Data items

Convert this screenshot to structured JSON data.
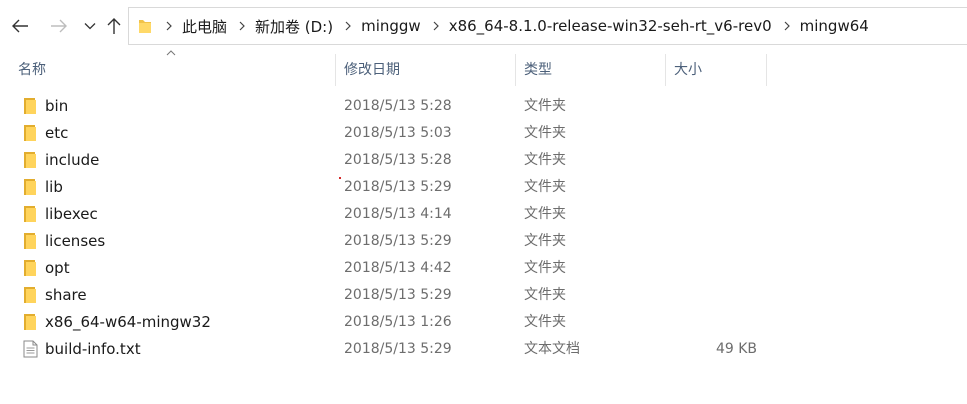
{
  "address": {
    "crumbs": [
      "此电脑",
      "新加卷 (D:)",
      "minggw",
      "x86_64-8.1.0-release-win32-seh-rt_v6-rev0",
      "mingw64"
    ]
  },
  "columns": {
    "name": "名称",
    "modified": "修改日期",
    "type": "类型",
    "size": "大小"
  },
  "files": [
    {
      "name": "bin",
      "modified": "2018/5/13 5:28",
      "type": "文件夹",
      "size": "",
      "icon": "folder-icon"
    },
    {
      "name": "etc",
      "modified": "2018/5/13 5:03",
      "type": "文件夹",
      "size": "",
      "icon": "folder-icon"
    },
    {
      "name": "include",
      "modified": "2018/5/13 5:28",
      "type": "文件夹",
      "size": "",
      "icon": "folder-icon"
    },
    {
      "name": "lib",
      "modified": "2018/5/13 5:29",
      "type": "文件夹",
      "size": "",
      "icon": "folder-icon"
    },
    {
      "name": "libexec",
      "modified": "2018/5/13 4:14",
      "type": "文件夹",
      "size": "",
      "icon": "folder-icon"
    },
    {
      "name": "licenses",
      "modified": "2018/5/13 5:29",
      "type": "文件夹",
      "size": "",
      "icon": "folder-icon"
    },
    {
      "name": "opt",
      "modified": "2018/5/13 4:42",
      "type": "文件夹",
      "size": "",
      "icon": "folder-icon"
    },
    {
      "name": "share",
      "modified": "2018/5/13 5:29",
      "type": "文件夹",
      "size": "",
      "icon": "folder-icon"
    },
    {
      "name": "x86_64-w64-mingw32",
      "modified": "2018/5/13 1:26",
      "type": "文件夹",
      "size": "",
      "icon": "folder-icon"
    },
    {
      "name": "build-info.txt",
      "modified": "2018/5/13 5:29",
      "type": "文本文档",
      "size": "49 KB",
      "icon": "text-file-icon"
    }
  ],
  "colors": {
    "folder": "#f1c34a",
    "header_text": "#4c607a",
    "dim_text": "#6d6d6d"
  }
}
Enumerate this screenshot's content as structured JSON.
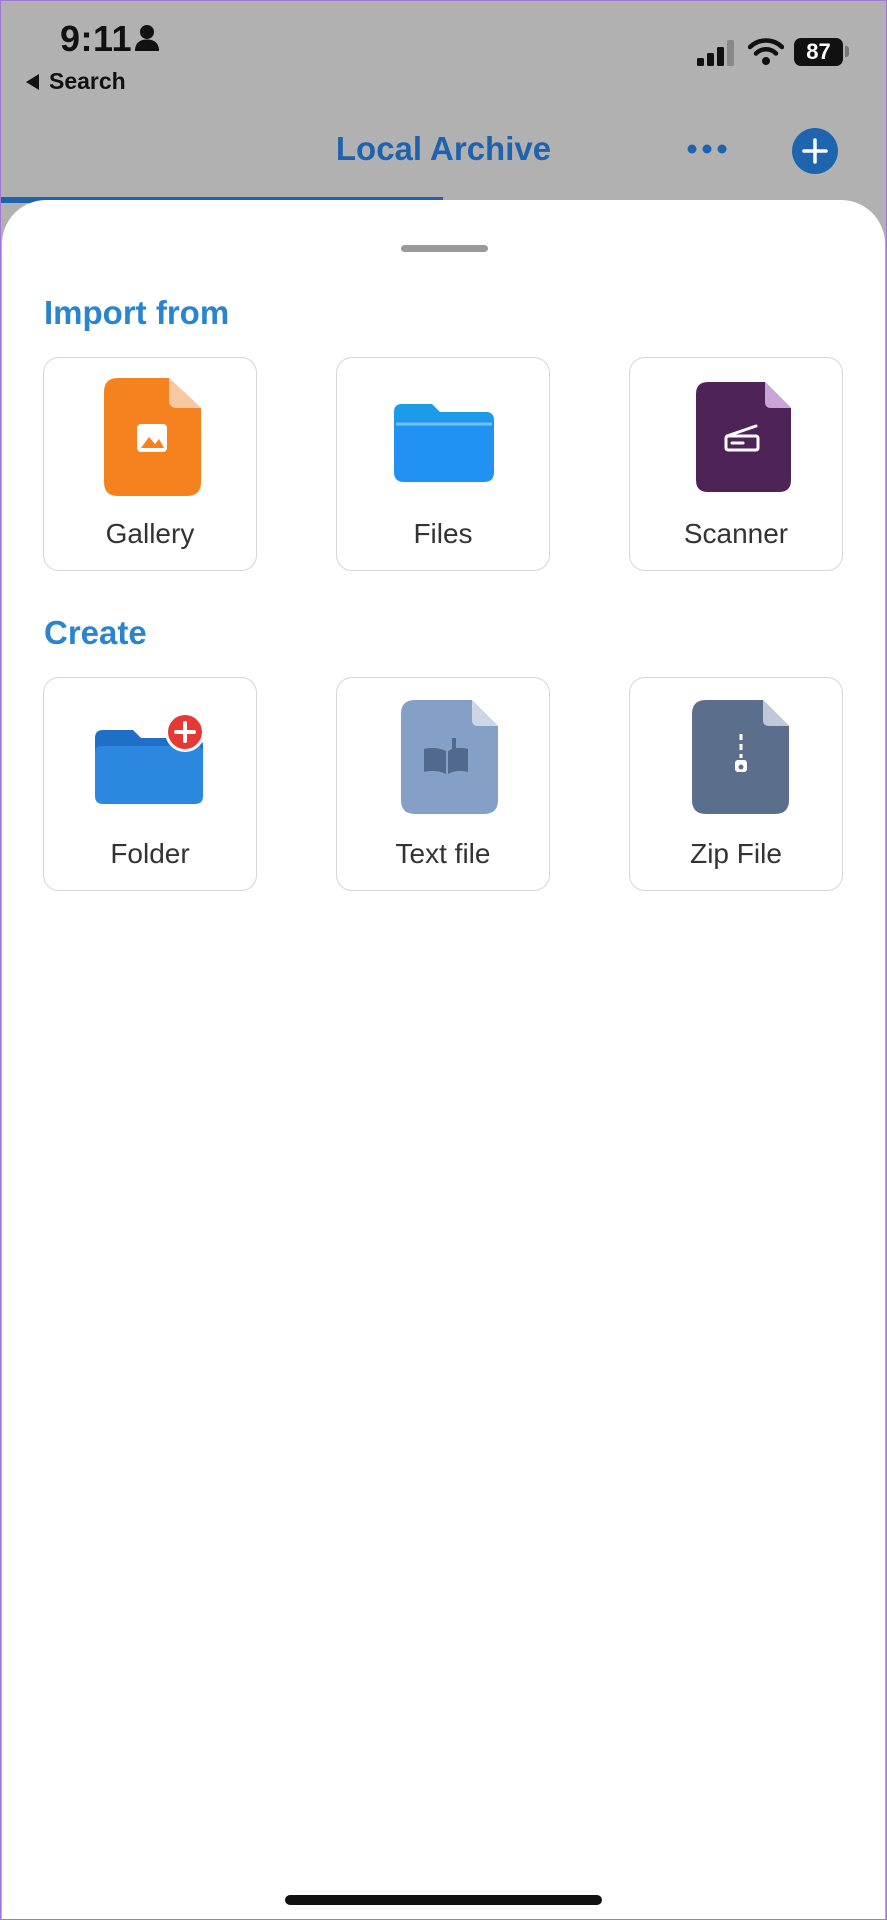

## [Challenge]
Where a line holds "JSON", copy it out.

## [Result of the task]
Convert this screenshot to structured JSON data.
Enumerate this screenshot's content as structured JSON.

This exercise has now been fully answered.